- _What this task involves_:
Pick out each line of the records that includes the string "exclusive", and copy it.

- _Information supplied_:
:::::

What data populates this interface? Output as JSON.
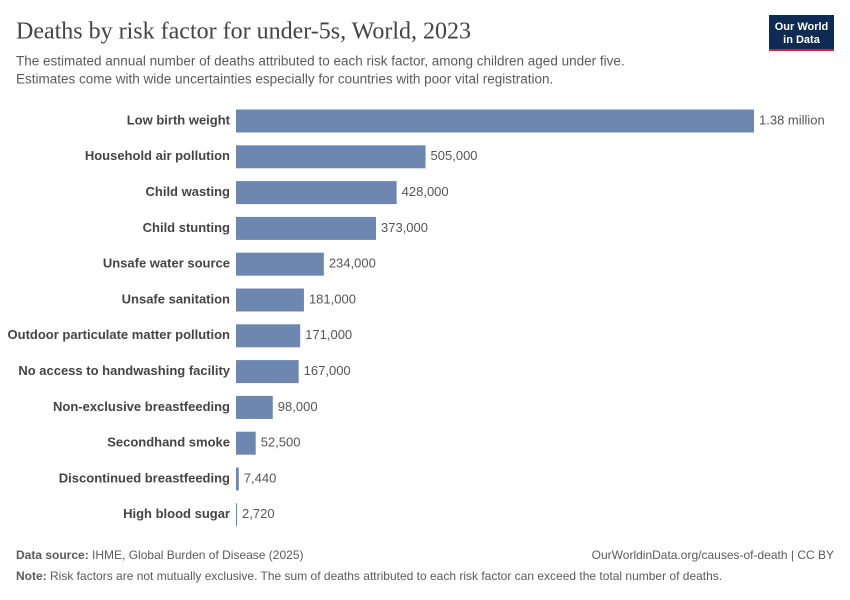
{
  "chart_data": {
    "type": "bar",
    "orientation": "horizontal",
    "title": "Deaths by risk factor for under-5s, World, 2023",
    "subtitle": [
      "The estimated annual number of deaths attributed to each risk factor, among children aged under five.",
      "Estimates come with wide uncertainties especially for countries with poor vital registration."
    ],
    "categories": [
      "Low birth weight",
      "Household air pollution",
      "Child wasting",
      "Child stunting",
      "Unsafe water source",
      "Unsafe sanitation",
      "Outdoor particulate matter pollution",
      "No access to handwashing facility",
      "Non-exclusive breastfeeding",
      "Secondhand smoke",
      "Discontinued breastfeeding",
      "High blood sugar"
    ],
    "values": [
      1380000,
      505000,
      428000,
      373000,
      234000,
      181000,
      171000,
      167000,
      98000,
      52500,
      7440,
      2720
    ],
    "value_labels": [
      "1.38 million",
      "505,000",
      "428,000",
      "373,000",
      "234,000",
      "181,000",
      "171,000",
      "167,000",
      "98,000",
      "52,500",
      "7,440",
      "2,720"
    ],
    "color": "#6d87b1",
    "logo": [
      "Our World",
      "in Data"
    ],
    "source_label": "Data source:",
    "source": "IHME, Global Burden of Disease (2025)",
    "url": "OurWorldinData.org/causes-of-death | CC BY",
    "note_label": "Note:",
    "note": "Risk factors are not mutually exclusive. The sum of deaths attributed to each risk factor can exceed the total number of deaths."
  }
}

:::::

- _Output for this task_:
      "Non-exclusive breastfeeding",
    "note": "Risk factors are not mutually exclusive. The sum of deaths attributed to each risk factor can exceed the total number of deaths."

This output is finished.